_Data for this exercise_

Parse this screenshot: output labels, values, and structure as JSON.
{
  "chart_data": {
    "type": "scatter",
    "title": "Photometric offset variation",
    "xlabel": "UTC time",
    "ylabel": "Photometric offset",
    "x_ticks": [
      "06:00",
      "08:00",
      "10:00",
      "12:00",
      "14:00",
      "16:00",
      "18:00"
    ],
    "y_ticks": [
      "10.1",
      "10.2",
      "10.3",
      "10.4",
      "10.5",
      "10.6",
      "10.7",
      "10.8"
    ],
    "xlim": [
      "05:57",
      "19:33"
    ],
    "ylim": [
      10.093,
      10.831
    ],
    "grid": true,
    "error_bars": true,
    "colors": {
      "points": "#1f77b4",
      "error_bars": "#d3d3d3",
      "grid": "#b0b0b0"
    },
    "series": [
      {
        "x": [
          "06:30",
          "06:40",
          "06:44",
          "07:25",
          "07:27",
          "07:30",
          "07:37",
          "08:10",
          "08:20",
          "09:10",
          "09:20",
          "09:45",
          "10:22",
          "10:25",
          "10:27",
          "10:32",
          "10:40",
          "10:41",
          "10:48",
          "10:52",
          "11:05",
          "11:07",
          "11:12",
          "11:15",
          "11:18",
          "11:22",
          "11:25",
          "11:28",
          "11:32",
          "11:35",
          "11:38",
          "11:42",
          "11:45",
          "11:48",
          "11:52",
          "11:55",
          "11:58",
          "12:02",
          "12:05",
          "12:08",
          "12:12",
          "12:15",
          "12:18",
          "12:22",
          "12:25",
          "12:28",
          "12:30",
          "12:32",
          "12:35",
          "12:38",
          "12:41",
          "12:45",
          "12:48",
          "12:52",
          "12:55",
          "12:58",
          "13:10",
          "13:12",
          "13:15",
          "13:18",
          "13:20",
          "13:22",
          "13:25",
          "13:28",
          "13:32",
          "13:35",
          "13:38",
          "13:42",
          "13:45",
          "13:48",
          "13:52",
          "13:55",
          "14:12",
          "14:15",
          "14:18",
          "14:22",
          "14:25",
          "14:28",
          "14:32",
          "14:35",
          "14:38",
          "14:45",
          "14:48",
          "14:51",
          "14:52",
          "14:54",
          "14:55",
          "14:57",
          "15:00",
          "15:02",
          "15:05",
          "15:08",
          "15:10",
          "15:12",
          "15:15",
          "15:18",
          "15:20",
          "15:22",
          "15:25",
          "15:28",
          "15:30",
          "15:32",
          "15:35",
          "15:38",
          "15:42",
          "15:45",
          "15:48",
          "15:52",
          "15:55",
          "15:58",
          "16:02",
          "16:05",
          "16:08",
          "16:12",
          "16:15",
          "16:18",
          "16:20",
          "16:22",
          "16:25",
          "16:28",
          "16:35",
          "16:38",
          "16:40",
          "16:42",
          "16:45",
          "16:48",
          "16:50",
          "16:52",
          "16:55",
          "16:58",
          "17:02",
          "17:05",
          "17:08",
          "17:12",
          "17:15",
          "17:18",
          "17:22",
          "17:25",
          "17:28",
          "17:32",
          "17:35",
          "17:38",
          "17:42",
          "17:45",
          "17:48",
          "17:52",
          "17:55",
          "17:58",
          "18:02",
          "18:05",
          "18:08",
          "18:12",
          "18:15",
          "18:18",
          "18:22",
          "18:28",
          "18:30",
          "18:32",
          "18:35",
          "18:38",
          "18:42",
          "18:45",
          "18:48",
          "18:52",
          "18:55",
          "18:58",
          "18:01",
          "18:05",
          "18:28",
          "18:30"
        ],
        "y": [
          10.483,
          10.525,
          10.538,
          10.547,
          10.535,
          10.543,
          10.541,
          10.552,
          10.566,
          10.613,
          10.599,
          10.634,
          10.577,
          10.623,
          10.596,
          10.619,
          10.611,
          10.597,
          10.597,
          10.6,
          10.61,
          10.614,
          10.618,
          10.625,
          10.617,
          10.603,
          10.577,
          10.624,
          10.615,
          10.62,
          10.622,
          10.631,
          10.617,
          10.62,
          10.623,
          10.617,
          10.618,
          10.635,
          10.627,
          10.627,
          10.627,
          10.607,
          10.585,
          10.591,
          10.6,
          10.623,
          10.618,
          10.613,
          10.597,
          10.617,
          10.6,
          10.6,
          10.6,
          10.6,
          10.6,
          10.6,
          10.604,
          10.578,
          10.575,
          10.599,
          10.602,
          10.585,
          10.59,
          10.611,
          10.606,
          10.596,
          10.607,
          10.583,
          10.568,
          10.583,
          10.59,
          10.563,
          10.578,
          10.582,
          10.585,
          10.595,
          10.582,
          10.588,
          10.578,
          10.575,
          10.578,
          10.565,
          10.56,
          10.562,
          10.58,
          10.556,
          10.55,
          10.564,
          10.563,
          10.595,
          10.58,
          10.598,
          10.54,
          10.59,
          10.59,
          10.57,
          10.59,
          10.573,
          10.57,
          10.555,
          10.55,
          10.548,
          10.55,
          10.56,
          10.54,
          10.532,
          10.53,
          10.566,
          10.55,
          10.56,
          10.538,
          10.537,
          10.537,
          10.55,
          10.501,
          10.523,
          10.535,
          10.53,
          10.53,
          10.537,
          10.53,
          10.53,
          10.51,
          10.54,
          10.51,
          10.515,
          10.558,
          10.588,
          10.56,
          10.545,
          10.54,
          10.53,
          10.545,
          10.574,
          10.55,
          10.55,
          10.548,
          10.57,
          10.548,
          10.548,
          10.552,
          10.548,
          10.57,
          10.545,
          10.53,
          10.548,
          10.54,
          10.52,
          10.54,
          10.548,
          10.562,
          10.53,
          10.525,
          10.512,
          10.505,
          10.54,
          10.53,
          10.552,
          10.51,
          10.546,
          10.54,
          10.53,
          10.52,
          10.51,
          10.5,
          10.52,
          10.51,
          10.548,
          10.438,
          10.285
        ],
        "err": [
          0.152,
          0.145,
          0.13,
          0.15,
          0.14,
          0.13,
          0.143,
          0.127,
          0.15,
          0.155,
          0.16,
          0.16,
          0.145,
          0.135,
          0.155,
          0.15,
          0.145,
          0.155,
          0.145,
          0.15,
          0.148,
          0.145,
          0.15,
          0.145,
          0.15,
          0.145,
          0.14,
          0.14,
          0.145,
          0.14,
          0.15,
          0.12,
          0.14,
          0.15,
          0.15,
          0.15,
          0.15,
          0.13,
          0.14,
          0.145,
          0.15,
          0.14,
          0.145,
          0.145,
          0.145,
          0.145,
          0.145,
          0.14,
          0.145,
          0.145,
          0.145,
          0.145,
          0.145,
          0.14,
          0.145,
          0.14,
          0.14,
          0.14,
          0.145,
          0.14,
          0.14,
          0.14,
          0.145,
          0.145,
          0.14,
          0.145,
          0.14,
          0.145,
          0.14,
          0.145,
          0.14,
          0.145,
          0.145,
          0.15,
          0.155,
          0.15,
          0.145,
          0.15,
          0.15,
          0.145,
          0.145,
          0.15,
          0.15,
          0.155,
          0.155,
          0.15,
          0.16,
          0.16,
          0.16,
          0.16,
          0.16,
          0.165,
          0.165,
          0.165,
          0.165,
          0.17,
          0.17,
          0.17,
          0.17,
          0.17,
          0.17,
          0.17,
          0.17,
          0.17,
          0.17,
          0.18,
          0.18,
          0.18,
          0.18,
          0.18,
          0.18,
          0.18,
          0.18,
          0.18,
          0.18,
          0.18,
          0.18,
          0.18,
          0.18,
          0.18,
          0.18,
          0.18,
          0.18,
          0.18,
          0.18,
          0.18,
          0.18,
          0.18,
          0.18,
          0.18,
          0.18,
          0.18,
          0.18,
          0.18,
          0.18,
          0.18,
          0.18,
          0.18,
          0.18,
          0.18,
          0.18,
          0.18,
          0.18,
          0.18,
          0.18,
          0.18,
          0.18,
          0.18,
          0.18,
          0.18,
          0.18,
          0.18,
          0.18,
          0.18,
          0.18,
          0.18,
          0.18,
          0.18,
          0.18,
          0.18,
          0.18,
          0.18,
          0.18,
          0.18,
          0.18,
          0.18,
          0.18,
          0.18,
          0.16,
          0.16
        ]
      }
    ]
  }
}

_Work to be completed_
Copy in full each line that holds the word "offset".

_Output_
    "title": "Photometric offset variation",
    "ylabel": "Photometric offset",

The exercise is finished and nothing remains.